— START OF Supplied material —

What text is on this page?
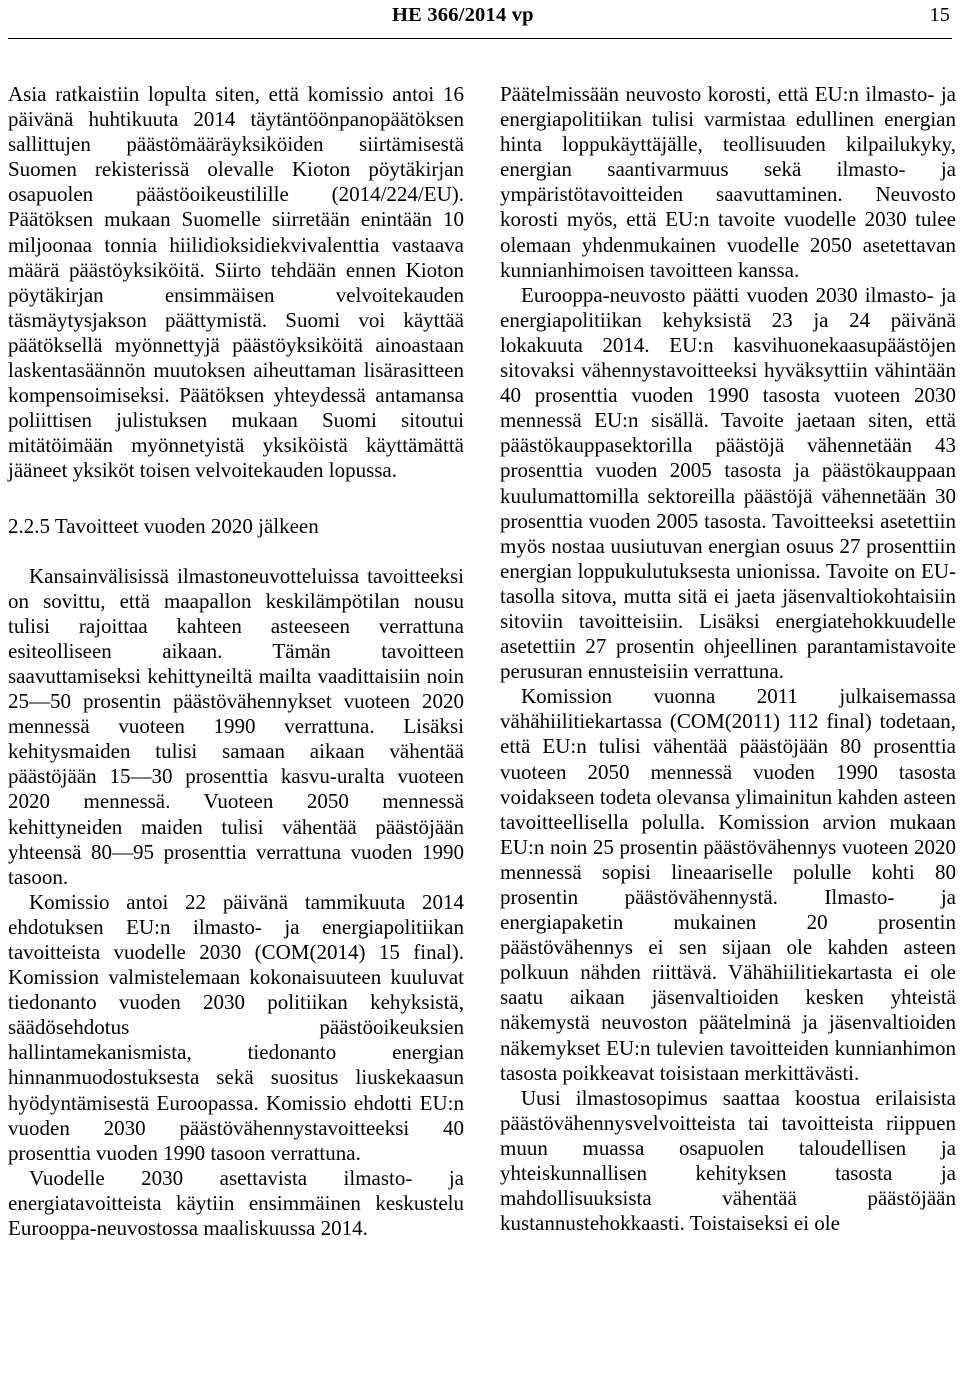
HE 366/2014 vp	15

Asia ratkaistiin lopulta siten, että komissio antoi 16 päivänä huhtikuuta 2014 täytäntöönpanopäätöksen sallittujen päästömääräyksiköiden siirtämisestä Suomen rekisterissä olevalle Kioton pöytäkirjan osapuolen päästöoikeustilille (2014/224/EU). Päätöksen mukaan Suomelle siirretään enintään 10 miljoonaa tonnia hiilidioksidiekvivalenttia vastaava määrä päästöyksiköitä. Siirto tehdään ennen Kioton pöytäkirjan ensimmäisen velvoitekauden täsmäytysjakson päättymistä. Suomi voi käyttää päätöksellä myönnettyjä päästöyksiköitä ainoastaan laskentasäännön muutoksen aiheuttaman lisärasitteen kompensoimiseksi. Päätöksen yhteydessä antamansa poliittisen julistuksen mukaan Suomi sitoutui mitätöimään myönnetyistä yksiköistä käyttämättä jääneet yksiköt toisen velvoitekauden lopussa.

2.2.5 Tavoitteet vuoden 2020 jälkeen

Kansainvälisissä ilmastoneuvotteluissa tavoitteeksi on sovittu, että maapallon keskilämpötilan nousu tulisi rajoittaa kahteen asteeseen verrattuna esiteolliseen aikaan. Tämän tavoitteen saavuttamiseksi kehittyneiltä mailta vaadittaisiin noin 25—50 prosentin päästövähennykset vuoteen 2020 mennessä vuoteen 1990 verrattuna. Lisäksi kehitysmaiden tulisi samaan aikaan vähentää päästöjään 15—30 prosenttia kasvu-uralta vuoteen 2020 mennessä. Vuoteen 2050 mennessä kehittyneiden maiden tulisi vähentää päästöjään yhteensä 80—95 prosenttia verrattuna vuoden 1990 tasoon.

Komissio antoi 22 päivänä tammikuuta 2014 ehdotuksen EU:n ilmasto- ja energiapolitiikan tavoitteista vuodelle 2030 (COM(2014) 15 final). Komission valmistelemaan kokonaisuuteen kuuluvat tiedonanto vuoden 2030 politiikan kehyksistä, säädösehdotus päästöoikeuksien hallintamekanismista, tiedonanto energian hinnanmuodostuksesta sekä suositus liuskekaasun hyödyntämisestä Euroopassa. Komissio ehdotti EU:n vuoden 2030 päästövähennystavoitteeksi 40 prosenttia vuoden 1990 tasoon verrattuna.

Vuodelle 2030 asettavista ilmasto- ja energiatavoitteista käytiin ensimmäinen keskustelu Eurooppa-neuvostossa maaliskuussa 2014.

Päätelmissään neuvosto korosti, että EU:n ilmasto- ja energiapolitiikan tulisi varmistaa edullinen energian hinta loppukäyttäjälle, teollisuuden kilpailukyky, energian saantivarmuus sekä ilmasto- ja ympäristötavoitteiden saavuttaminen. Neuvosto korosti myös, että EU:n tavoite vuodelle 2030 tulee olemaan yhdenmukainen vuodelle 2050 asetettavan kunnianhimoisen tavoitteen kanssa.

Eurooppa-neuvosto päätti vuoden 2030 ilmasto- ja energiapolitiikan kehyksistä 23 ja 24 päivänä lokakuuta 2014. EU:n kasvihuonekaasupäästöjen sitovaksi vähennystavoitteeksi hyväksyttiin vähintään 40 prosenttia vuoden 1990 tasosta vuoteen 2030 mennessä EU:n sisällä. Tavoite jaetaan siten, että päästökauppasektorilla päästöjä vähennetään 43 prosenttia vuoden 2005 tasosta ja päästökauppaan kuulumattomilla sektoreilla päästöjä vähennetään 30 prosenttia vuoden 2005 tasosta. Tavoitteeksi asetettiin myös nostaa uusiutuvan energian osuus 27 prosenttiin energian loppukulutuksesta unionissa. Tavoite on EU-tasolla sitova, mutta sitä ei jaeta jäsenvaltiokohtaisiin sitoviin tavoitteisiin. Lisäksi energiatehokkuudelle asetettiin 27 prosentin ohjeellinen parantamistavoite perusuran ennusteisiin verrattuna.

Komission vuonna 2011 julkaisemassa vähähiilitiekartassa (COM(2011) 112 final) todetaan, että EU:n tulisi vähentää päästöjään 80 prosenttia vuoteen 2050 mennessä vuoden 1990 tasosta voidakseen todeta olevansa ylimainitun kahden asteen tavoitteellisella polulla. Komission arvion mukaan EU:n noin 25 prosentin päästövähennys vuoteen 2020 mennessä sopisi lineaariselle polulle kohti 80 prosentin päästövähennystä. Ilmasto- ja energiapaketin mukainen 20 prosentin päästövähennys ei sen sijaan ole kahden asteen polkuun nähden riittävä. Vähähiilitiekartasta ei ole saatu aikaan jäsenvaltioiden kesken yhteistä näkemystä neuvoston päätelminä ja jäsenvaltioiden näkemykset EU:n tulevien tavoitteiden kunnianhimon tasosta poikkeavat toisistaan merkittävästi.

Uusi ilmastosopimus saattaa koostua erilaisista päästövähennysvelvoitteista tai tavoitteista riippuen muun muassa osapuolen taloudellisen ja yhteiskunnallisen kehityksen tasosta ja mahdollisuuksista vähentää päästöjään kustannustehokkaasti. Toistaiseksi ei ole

— END OF Supplied material —

- _Task description_:
Copy all the lines of data exactly as they appear, dropping any images.

- _Answer to this task_:
What text is on this page?
HE 366/2014 vp	15

Asia ratkaistiin lopulta siten, että komissio antoi 16 päivänä huhtikuuta 2014 täytäntöönpanopäätöksen sallittujen päästömääräyksiköiden siirtämisestä Suomen rekisterissä olevalle Kioton pöytäkirjan osapuolen päästöoikeustilille (2014/224/EU). Päätöksen mukaan Suomelle siirretään enintään 10 miljoonaa tonnia hiilidioksidiekvivalenttia vastaava määrä päästöyksiköitä. Siirto tehdään ennen Kioton pöytäkirjan ensimmäisen velvoitekauden täsmäytysjakson päättymistä. Suomi voi käyttää päätöksellä myönnettyjä päästöyksiköitä ainoastaan laskentasäännön muutoksen aiheuttaman lisärasitteen kompensoimiseksi. Päätöksen yhteydessä antamansa poliittisen julistuksen mukaan Suomi sitoutui mitätöimään myönnetyistä yksiköistä käyttämättä jääneet yksiköt toisen velvoitekauden lopussa.

2.2.5 Tavoitteet vuoden 2020 jälkeen

Kansainvälisissä ilmastoneuvotteluissa tavoitteeksi on sovittu, että maapallon keskilämpötilan nousu tulisi rajoittaa kahteen asteeseen verrattuna esiteolliseen aikaan. Tämän tavoitteen saavuttamiseksi kehittyneiltä mailta vaadittaisiin noin 25—50 prosentin päästövähennykset vuoteen 2020 mennessä vuoteen 1990 verrattuna. Lisäksi kehitysmaiden tulisi samaan aikaan vähentää päästöjään 15—30 prosenttia kasvu-uralta vuoteen 2020 mennessä. Vuoteen 2050 mennessä kehittyneiden maiden tulisi vähentää päästöjään yhteensä 80—95 prosenttia verrattuna vuoden 1990 tasoon.

Komissio antoi 22 päivänä tammikuuta 2014 ehdotuksen EU:n ilmasto- ja energiapolitiikan tavoitteista vuodelle 2030 (COM(2014) 15 final). Komission valmistelemaan kokonaisuuteen kuuluvat tiedonanto vuoden 2030 politiikan kehyksistä, säädösehdotus päästöoikeuksien hallintamekanismista, tiedonanto energian hinnanmuodostuksesta sekä suositus liuskekaasun hyödyntämisestä Euroopassa. Komissio ehdotti EU:n vuoden 2030 päästövähennystavoitteeksi 40 prosenttia vuoden 1990 tasoon verrattuna.

Vuodelle 2030 asettavista ilmasto- ja energiatavoitteista käytiin ensimmäinen keskustelu Eurooppa-neuvostossa maaliskuussa 2014.

Päätelmissään neuvosto korosti, että EU:n ilmasto- ja energiapolitiikan tulisi varmistaa edullinen energian hinta loppukäyttäjälle, teollisuuden kilpailukyky, energian saantivarmuus sekä ilmasto- ja ympäristötavoitteiden saavuttaminen. Neuvosto korosti myös, että EU:n tavoite vuodelle 2030 tulee olemaan yhdenmukainen vuodelle 2050 asetettavan kunnianhimoisen tavoitteen kanssa.

Eurooppa-neuvosto päätti vuoden 2030 ilmasto- ja energiapolitiikan kehyksistä 23 ja 24 päivänä lokakuuta 2014. EU:n kasvihuonekaasupäästöjen sitovaksi vähennystavoitteeksi hyväksyttiin vähintään 40 prosenttia vuoden 1990 tasosta vuoteen 2030 mennessä EU:n sisällä. Tavoite jaetaan siten, että päästökauppasektorilla päästöjä vähennetään 43 prosenttia vuoden 2005 tasosta ja päästökauppaan kuulumattomilla sektoreilla päästöjä vähennetään 30 prosenttia vuoden 2005 tasosta. Tavoitteeksi asetettiin myös nostaa uusiutuvan energian osuus 27 prosenttiin energian loppukulutuksesta unionissa. Tavoite on EU-tasolla sitova, mutta sitä ei jaeta jäsenvaltiokohtaisiin sitoviin tavoitteisiin. Lisäksi energiatehokkuudelle asetettiin 27 prosentin ohjeellinen parantamistavoite perusuran ennusteisiin verrattuna.

Komission vuonna 2011 julkaisemassa vähähiilitiekartassa (COM(2011) 112 final) todetaan, että EU:n tulisi vähentää päästöjään 80 prosenttia vuoteen 2050 mennessä vuoden 1990 tasosta voidakseen todeta olevansa ylimainitun kahden asteen tavoitteellisella polulla. Komission arvion mukaan EU:n noin 25 prosentin päästövähennys vuoteen 2020 mennessä sopisi lineaariselle polulle kohti 80 prosentin päästövähennystä. Ilmasto- ja energiapaketin mukainen 20 prosentin päästövähennys ei sen sijaan ole kahden asteen polkuun nähden riittävä. Vähähiilitiekartasta ei ole saatu aikaan jäsenvaltioiden kesken yhteistä näkemystä neuvoston päätelminä ja jäsenvaltioiden näkemykset EU:n tulevien tavoitteiden kunnianhimon tasosta poikkeavat toisistaan merkittävästi.

Uusi ilmastosopimus saattaa koostua erilaisista päästövähennysvelvoitteista tai tavoitteista riippuen muun muassa osapuolen taloudellisen ja yhteiskunnallisen kehityksen tasosta ja mahdollisuuksista vähentää päästöjään kustannustehokkaasti. Toistaiseksi ei ole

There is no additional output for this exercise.